• **Task brief**: Repeat each record below exactly as given.

• **Materials provided**:

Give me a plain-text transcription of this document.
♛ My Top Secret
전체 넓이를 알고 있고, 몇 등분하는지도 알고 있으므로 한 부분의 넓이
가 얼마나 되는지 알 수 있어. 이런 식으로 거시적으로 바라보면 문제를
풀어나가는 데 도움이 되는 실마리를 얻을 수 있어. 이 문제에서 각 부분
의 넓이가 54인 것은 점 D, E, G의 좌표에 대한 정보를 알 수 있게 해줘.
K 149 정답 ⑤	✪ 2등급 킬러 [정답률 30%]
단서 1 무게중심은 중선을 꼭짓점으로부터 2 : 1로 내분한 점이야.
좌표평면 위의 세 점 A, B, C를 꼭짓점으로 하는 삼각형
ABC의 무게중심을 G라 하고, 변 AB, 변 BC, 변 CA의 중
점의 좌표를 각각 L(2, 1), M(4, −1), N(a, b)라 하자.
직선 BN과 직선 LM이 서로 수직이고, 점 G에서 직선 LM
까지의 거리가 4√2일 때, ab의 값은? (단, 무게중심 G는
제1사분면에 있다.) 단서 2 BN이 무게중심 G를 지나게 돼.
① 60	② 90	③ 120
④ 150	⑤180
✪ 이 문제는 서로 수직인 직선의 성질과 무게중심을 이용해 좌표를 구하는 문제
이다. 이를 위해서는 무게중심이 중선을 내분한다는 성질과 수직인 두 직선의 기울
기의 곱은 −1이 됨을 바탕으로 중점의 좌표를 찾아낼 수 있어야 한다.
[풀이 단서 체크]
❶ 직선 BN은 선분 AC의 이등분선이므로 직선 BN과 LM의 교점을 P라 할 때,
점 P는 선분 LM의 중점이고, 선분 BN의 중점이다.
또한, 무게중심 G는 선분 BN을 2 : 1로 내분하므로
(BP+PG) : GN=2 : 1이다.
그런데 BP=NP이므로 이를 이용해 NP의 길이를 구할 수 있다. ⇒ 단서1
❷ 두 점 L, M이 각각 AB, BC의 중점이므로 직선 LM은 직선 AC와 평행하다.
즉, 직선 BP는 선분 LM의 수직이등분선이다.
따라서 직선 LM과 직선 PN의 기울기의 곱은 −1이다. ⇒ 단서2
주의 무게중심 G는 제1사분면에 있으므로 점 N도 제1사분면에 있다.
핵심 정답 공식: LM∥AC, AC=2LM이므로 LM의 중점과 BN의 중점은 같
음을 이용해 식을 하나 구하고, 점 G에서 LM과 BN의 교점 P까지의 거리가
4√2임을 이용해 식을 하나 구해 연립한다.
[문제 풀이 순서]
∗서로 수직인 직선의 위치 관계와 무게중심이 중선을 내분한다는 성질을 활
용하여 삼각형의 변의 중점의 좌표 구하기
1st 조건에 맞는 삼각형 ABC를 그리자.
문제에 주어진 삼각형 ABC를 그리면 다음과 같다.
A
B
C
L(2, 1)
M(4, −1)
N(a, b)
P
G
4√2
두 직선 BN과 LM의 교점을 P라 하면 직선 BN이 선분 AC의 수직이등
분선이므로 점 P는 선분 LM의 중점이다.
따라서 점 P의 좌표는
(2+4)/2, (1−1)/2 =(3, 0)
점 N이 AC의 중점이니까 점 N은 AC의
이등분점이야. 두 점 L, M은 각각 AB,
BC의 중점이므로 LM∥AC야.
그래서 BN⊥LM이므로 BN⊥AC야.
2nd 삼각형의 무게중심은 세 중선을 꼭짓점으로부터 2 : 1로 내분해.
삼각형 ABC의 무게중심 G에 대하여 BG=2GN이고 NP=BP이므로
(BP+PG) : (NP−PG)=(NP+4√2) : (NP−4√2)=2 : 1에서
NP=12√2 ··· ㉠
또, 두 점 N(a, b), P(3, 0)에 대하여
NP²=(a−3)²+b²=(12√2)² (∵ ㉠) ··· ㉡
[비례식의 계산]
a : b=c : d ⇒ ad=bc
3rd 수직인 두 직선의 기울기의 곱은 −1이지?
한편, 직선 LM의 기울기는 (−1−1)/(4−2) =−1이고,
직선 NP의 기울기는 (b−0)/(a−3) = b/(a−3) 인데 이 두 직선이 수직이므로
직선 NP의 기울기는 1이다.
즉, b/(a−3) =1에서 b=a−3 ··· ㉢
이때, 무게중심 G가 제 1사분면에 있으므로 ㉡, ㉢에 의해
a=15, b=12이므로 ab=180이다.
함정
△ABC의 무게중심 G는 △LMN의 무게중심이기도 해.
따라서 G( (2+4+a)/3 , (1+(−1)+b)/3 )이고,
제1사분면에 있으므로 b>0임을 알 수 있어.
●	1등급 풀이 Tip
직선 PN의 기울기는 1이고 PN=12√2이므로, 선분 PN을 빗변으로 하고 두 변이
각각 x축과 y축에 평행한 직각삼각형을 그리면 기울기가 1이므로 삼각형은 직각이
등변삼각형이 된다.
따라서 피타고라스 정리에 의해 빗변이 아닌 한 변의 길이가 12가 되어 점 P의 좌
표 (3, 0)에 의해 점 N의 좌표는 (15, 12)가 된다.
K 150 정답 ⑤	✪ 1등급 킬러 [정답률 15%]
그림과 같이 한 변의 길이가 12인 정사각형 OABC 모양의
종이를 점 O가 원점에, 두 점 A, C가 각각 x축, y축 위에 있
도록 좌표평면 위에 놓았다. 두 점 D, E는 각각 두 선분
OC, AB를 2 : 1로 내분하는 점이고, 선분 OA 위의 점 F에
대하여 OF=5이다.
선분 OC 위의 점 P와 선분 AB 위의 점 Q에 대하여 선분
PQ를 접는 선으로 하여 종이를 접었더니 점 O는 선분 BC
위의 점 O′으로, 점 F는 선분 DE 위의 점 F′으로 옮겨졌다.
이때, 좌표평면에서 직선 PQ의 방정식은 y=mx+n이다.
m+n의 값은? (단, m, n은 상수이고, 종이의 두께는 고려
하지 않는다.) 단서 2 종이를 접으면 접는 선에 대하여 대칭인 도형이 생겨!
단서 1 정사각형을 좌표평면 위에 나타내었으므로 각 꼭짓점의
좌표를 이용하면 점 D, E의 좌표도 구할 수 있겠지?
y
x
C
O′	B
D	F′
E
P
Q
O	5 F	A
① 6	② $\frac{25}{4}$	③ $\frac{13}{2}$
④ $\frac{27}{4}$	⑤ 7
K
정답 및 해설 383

• **Response to the task**:
Give me a plain-text transcription of this document.
♛ My Top Secret
전체 넓이를 알고 있고, 몇 등분하는지도 알고 있으므로 한 부분의 넓이
가 얼마나 되는지 알 수 있어. 이런 식으로 거시적으로 바라보면 문제를
풀어나가는 데 도움이 되는 실마리를 얻을 수 있어. 이 문제에서 각 부분
의 넓이가 54인 것은 점 D, E, G의 좌표에 대한 정보를 알 수 있게 해줘.
K 149 정답 ⑤	✪ 2등급 킬러 [정답률 30%]
단서 1 무게중심은 중선을 꼭짓점으로부터 2 : 1로 내분한 점이야.
좌표평면 위의 세 점 A, B, C를 꼭짓점으로 하는 삼각형
ABC의 무게중심을 G라 하고, 변 AB, 변 BC, 변 CA의 중
점의 좌표를 각각 L(2, 1), M(4, −1), N(a, b)라 하자.
직선 BN과 직선 LM이 서로 수직이고, 점 G에서 직선 LM
까지의 거리가 4√2일 때, ab의 값은? (단, 무게중심 G는
제1사분면에 있다.) 단서 2 BN이 무게중심 G를 지나게 돼.
① 60	② 90	③ 120
④ 150	⑤180
✪ 이 문제는 서로 수직인 직선의 성질과 무게중심을 이용해 좌표를 구하는 문제
이다. 이를 위해서는 무게중심이 중선을 내분한다는 성질과 수직인 두 직선의 기울
기의 곱은 −1이 됨을 바탕으로 중점의 좌표를 찾아낼 수 있어야 한다.
[풀이 단서 체크]
❶ 직선 BN은 선분 AC의 이등분선이므로 직선 BN과 LM의 교점을 P라 할 때,
점 P는 선분 LM의 중점이고, 선분 BN의 중점이다.
또한, 무게중심 G는 선분 BN을 2 : 1로 내분하므로
(BP+PG) : GN=2 : 1이다.
그런데 BP=NP이므로 이를 이용해 NP의 길이를 구할 수 있다. ⇒ 단서1
❷ 두 점 L, M이 각각 AB, BC의 중점이므로 직선 LM은 직선 AC와 평행하다.
즉, 직선 BP는 선분 LM의 수직이등분선이다.
따라서 직선 LM과 직선 PN의 기울기의 곱은 −1이다. ⇒ 단서2
주의 무게중심 G는 제1사분면에 있으므로 점 N도 제1사분면에 있다.
핵심 정답 공식: LM∥AC, AC=2LM이므로 LM의 중점과 BN의 중점은 같
음을 이용해 식을 하나 구하고, 점 G에서 LM과 BN의 교점 P까지의 거리가
4√2임을 이용해 식을 하나 구해 연립한다.
[문제 풀이 순서]
∗서로 수직인 직선의 위치 관계와 무게중심이 중선을 내분한다는 성질을 활
용하여 삼각형의 변의 중점의 좌표 구하기
1st 조건에 맞는 삼각형 ABC를 그리자.
문제에 주어진 삼각형 ABC를 그리면 다음과 같다.
A
B
C
L(2, 1)
M(4, −1)
N(a, b)
P
G
4√2
두 직선 BN과 LM의 교점을 P라 하면 직선 BN이 선분 AC의 수직이등
분선이므로 점 P는 선분 LM의 중점이다.
따라서 점 P의 좌표는
(2+4)/2, (1−1)/2 =(3, 0)
점 N이 AC의 중점이니까 점 N은 AC의
이등분점이야. 두 점 L, M은 각각 AB,
BC의 중점이므로 LM∥AC야.
그래서 BN⊥LM이므로 BN⊥AC야.
2nd 삼각형의 무게중심은 세 중선을 꼭짓점으로부터 2 : 1로 내분해.
삼각형 ABC의 무게중심 G에 대하여 BG=2GN이고 NP=BP이므로
(BP+PG) : (NP−PG)=(NP+4√2) : (NP−4√2)=2 : 1에서
NP=12√2 ··· ㉠
또, 두 점 N(a, b), P(3, 0)에 대하여
NP²=(a−3)²+b²=(12√2)² (∵ ㉠) ··· ㉡
[비례식의 계산]
a : b=c : d ⇒ ad=bc
3rd 수직인 두 직선의 기울기의 곱은 −1이지?
한편, 직선 LM의 기울기는 (−1−1)/(4−2) =−1이고,
직선 NP의 기울기는 (b−0)/(a−3) = b/(a−3) 인데 이 두 직선이 수직이므로
직선 NP의 기울기는 1이다.
즉, b/(a−3) =1에서 b=a−3 ··· ㉢
이때, 무게중심 G가 제 1사분면에 있으므로 ㉡, ㉢에 의해
a=15, b=12이므로 ab=180이다.
함정
△ABC의 무게중심 G는 △LMN의 무게중심이기도 해.
따라서 G( (2+4+a)/3 , (1+(−1)+b)/3 )이고,
제1사분면에 있으므로 b>0임을 알 수 있어.
●	1등급 풀이 Tip
직선 PN의 기울기는 1이고 PN=12√2이므로, 선분 PN을 빗변으로 하고 두 변이
각각 x축과 y축에 평행한 직각삼각형을 그리면 기울기가 1이므로 삼각형은 직각이
등변삼각형이 된다.
따라서 피타고라스 정리에 의해 빗변이 아닌 한 변의 길이가 12가 되어 점 P의 좌
표 (3, 0)에 의해 점 N의 좌표는 (15, 12)가 된다.
K 150 정답 ⑤	✪ 1등급 킬러 [정답률 15%]
그림과 같이 한 변의 길이가 12인 정사각형 OABC 모양의
종이를 점 O가 원점에, 두 점 A, C가 각각 x축, y축 위에 있
도록 좌표평면 위에 놓았다. 두 점 D, E는 각각 두 선분
OC, AB를 2 : 1로 내분하는 점이고, 선분 OA 위의 점 F에
대하여 OF=5이다.
선분 OC 위의 점 P와 선분 AB 위의 점 Q에 대하여 선분
PQ를 접는 선으로 하여 종이를 접었더니 점 O는 선분 BC
위의 점 O′으로, 점 F는 선분 DE 위의 점 F′으로 옮겨졌다.
이때, 좌표평면에서 직선 PQ의 방정식은 y=mx+n이다.
m+n의 값은? (단, m, n은 상수이고, 종이의 두께는 고려
하지 않는다.) 단서 2 종이를 접으면 접는 선에 대하여 대칭인 도형이 생겨!
단서 1 정사각형을 좌표평면 위에 나타내었으므로 각 꼭짓점의
좌표를 이용하면 점 D, E의 좌표도 구할 수 있겠지?
y
x
C
O′	B
D	F′
E
P
Q
O	5 F	A
① 6	② $\frac{25}{4}$	③ $\frac{13}{2}$
④ $\frac{27}{4}$	⑤ 7
K
정답 및 해설 383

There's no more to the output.